(YOUR GOAL):
Extract every entry word for word. Skip the pictures.

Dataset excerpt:
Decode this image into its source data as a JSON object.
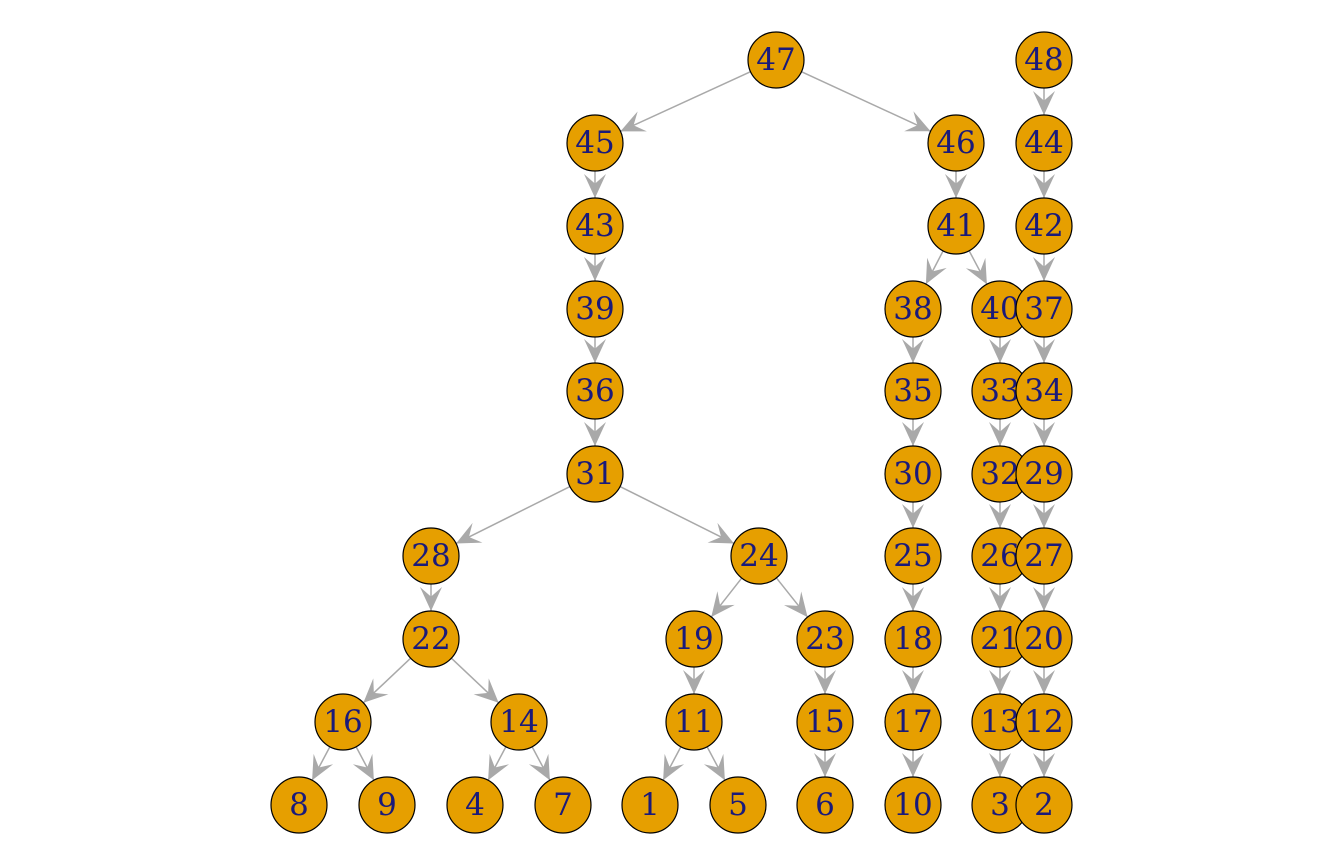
{
  "colors": {
    "node_fill": "#e69f00",
    "node_stroke": "#000000",
    "edge": "#a9a9a9",
    "label": "#1a1a7a",
    "background": "#ffffff"
  },
  "nodes": [
    {
      "id": "47",
      "label": "47"
    },
    {
      "id": "48",
      "label": "48"
    },
    {
      "id": "45",
      "label": "45"
    },
    {
      "id": "46",
      "label": "46"
    },
    {
      "id": "44",
      "label": "44"
    },
    {
      "id": "43",
      "label": "43"
    },
    {
      "id": "41",
      "label": "41"
    },
    {
      "id": "42",
      "label": "42"
    },
    {
      "id": "39",
      "label": "39"
    },
    {
      "id": "38",
      "label": "38"
    },
    {
      "id": "40",
      "label": "40"
    },
    {
      "id": "37",
      "label": "37"
    },
    {
      "id": "36",
      "label": "36"
    },
    {
      "id": "35",
      "label": "35"
    },
    {
      "id": "33",
      "label": "33"
    },
    {
      "id": "34",
      "label": "34"
    },
    {
      "id": "31",
      "label": "31"
    },
    {
      "id": "30",
      "label": "30"
    },
    {
      "id": "32",
      "label": "32"
    },
    {
      "id": "29",
      "label": "29"
    },
    {
      "id": "28",
      "label": "28"
    },
    {
      "id": "24",
      "label": "24"
    },
    {
      "id": "25",
      "label": "25"
    },
    {
      "id": "26",
      "label": "26"
    },
    {
      "id": "27",
      "label": "27"
    },
    {
      "id": "22",
      "label": "22"
    },
    {
      "id": "19",
      "label": "19"
    },
    {
      "id": "23",
      "label": "23"
    },
    {
      "id": "18",
      "label": "18"
    },
    {
      "id": "21",
      "label": "21"
    },
    {
      "id": "20",
      "label": "20"
    },
    {
      "id": "16",
      "label": "16"
    },
    {
      "id": "14",
      "label": "14"
    },
    {
      "id": "11",
      "label": "11"
    },
    {
      "id": "15",
      "label": "15"
    },
    {
      "id": "17",
      "label": "17"
    },
    {
      "id": "13",
      "label": "13"
    },
    {
      "id": "12",
      "label": "12"
    },
    {
      "id": "8",
      "label": "8"
    },
    {
      "id": "9",
      "label": "9"
    },
    {
      "id": "4",
      "label": "4"
    },
    {
      "id": "7",
      "label": "7"
    },
    {
      "id": "1",
      "label": "1"
    },
    {
      "id": "5",
      "label": "5"
    },
    {
      "id": "6",
      "label": "6"
    },
    {
      "id": "10",
      "label": "10"
    },
    {
      "id": "3",
      "label": "3"
    },
    {
      "id": "2",
      "label": "2"
    }
  ],
  "edges": [
    [
      "47",
      "45"
    ],
    [
      "47",
      "46"
    ],
    [
      "48",
      "44"
    ],
    [
      "45",
      "43"
    ],
    [
      "43",
      "39"
    ],
    [
      "39",
      "36"
    ],
    [
      "36",
      "31"
    ],
    [
      "31",
      "28"
    ],
    [
      "31",
      "24"
    ],
    [
      "28",
      "22"
    ],
    [
      "22",
      "16"
    ],
    [
      "22",
      "14"
    ],
    [
      "16",
      "8"
    ],
    [
      "16",
      "9"
    ],
    [
      "14",
      "4"
    ],
    [
      "14",
      "7"
    ],
    [
      "24",
      "19"
    ],
    [
      "24",
      "23"
    ],
    [
      "19",
      "11"
    ],
    [
      "11",
      "1"
    ],
    [
      "11",
      "5"
    ],
    [
      "23",
      "15"
    ],
    [
      "15",
      "6"
    ],
    [
      "46",
      "41"
    ],
    [
      "41",
      "38"
    ],
    [
      "41",
      "40"
    ],
    [
      "38",
      "35"
    ],
    [
      "35",
      "30"
    ],
    [
      "30",
      "25"
    ],
    [
      "25",
      "18"
    ],
    [
      "18",
      "17"
    ],
    [
      "17",
      "10"
    ],
    [
      "40",
      "33"
    ],
    [
      "33",
      "32"
    ],
    [
      "32",
      "26"
    ],
    [
      "26",
      "21"
    ],
    [
      "21",
      "13"
    ],
    [
      "13",
      "3"
    ],
    [
      "44",
      "42"
    ],
    [
      "42",
      "37"
    ],
    [
      "37",
      "34"
    ],
    [
      "34",
      "29"
    ],
    [
      "29",
      "27"
    ],
    [
      "27",
      "20"
    ],
    [
      "20",
      "12"
    ],
    [
      "12",
      "2"
    ]
  ]
}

(FULL ANSWER):
Decode this image into its source data as a JSON object.
{
  "colors": {
    "node_fill": "#e69f00",
    "node_stroke": "#000000",
    "edge": "#a9a9a9",
    "label": "#1a1a7a",
    "background": "#ffffff"
  },
  "nodes": [
    {
      "id": "47",
      "label": "47"
    },
    {
      "id": "48",
      "label": "48"
    },
    {
      "id": "45",
      "label": "45"
    },
    {
      "id": "46",
      "label": "46"
    },
    {
      "id": "44",
      "label": "44"
    },
    {
      "id": "43",
      "label": "43"
    },
    {
      "id": "41",
      "label": "41"
    },
    {
      "id": "42",
      "label": "42"
    },
    {
      "id": "39",
      "label": "39"
    },
    {
      "id": "38",
      "label": "38"
    },
    {
      "id": "40",
      "label": "40"
    },
    {
      "id": "37",
      "label": "37"
    },
    {
      "id": "36",
      "label": "36"
    },
    {
      "id": "35",
      "label": "35"
    },
    {
      "id": "33",
      "label": "33"
    },
    {
      "id": "34",
      "label": "34"
    },
    {
      "id": "31",
      "label": "31"
    },
    {
      "id": "30",
      "label": "30"
    },
    {
      "id": "32",
      "label": "32"
    },
    {
      "id": "29",
      "label": "29"
    },
    {
      "id": "28",
      "label": "28"
    },
    {
      "id": "24",
      "label": "24"
    },
    {
      "id": "25",
      "label": "25"
    },
    {
      "id": "26",
      "label": "26"
    },
    {
      "id": "27",
      "label": "27"
    },
    {
      "id": "22",
      "label": "22"
    },
    {
      "id": "19",
      "label": "19"
    },
    {
      "id": "23",
      "label": "23"
    },
    {
      "id": "18",
      "label": "18"
    },
    {
      "id": "21",
      "label": "21"
    },
    {
      "id": "20",
      "label": "20"
    },
    {
      "id": "16",
      "label": "16"
    },
    {
      "id": "14",
      "label": "14"
    },
    {
      "id": "11",
      "label": "11"
    },
    {
      "id": "15",
      "label": "15"
    },
    {
      "id": "17",
      "label": "17"
    },
    {
      "id": "13",
      "label": "13"
    },
    {
      "id": "12",
      "label": "12"
    },
    {
      "id": "8",
      "label": "8"
    },
    {
      "id": "9",
      "label": "9"
    },
    {
      "id": "4",
      "label": "4"
    },
    {
      "id": "7",
      "label": "7"
    },
    {
      "id": "1",
      "label": "1"
    },
    {
      "id": "5",
      "label": "5"
    },
    {
      "id": "6",
      "label": "6"
    },
    {
      "id": "10",
      "label": "10"
    },
    {
      "id": "3",
      "label": "3"
    },
    {
      "id": "2",
      "label": "2"
    }
  ],
  "edges": [
    [
      "47",
      "45"
    ],
    [
      "47",
      "46"
    ],
    [
      "48",
      "44"
    ],
    [
      "45",
      "43"
    ],
    [
      "43",
      "39"
    ],
    [
      "39",
      "36"
    ],
    [
      "36",
      "31"
    ],
    [
      "31",
      "28"
    ],
    [
      "31",
      "24"
    ],
    [
      "28",
      "22"
    ],
    [
      "22",
      "16"
    ],
    [
      "22",
      "14"
    ],
    [
      "16",
      "8"
    ],
    [
      "16",
      "9"
    ],
    [
      "14",
      "4"
    ],
    [
      "14",
      "7"
    ],
    [
      "24",
      "19"
    ],
    [
      "24",
      "23"
    ],
    [
      "19",
      "11"
    ],
    [
      "11",
      "1"
    ],
    [
      "11",
      "5"
    ],
    [
      "23",
      "15"
    ],
    [
      "15",
      "6"
    ],
    [
      "46",
      "41"
    ],
    [
      "41",
      "38"
    ],
    [
      "41",
      "40"
    ],
    [
      "38",
      "35"
    ],
    [
      "35",
      "30"
    ],
    [
      "30",
      "25"
    ],
    [
      "25",
      "18"
    ],
    [
      "18",
      "17"
    ],
    [
      "17",
      "10"
    ],
    [
      "40",
      "33"
    ],
    [
      "33",
      "32"
    ],
    [
      "32",
      "26"
    ],
    [
      "26",
      "21"
    ],
    [
      "21",
      "13"
    ],
    [
      "13",
      "3"
    ],
    [
      "44",
      "42"
    ],
    [
      "42",
      "37"
    ],
    [
      "37",
      "34"
    ],
    [
      "34",
      "29"
    ],
    [
      "29",
      "27"
    ],
    [
      "27",
      "20"
    ],
    [
      "20",
      "12"
    ],
    [
      "12",
      "2"
    ]
  ]
}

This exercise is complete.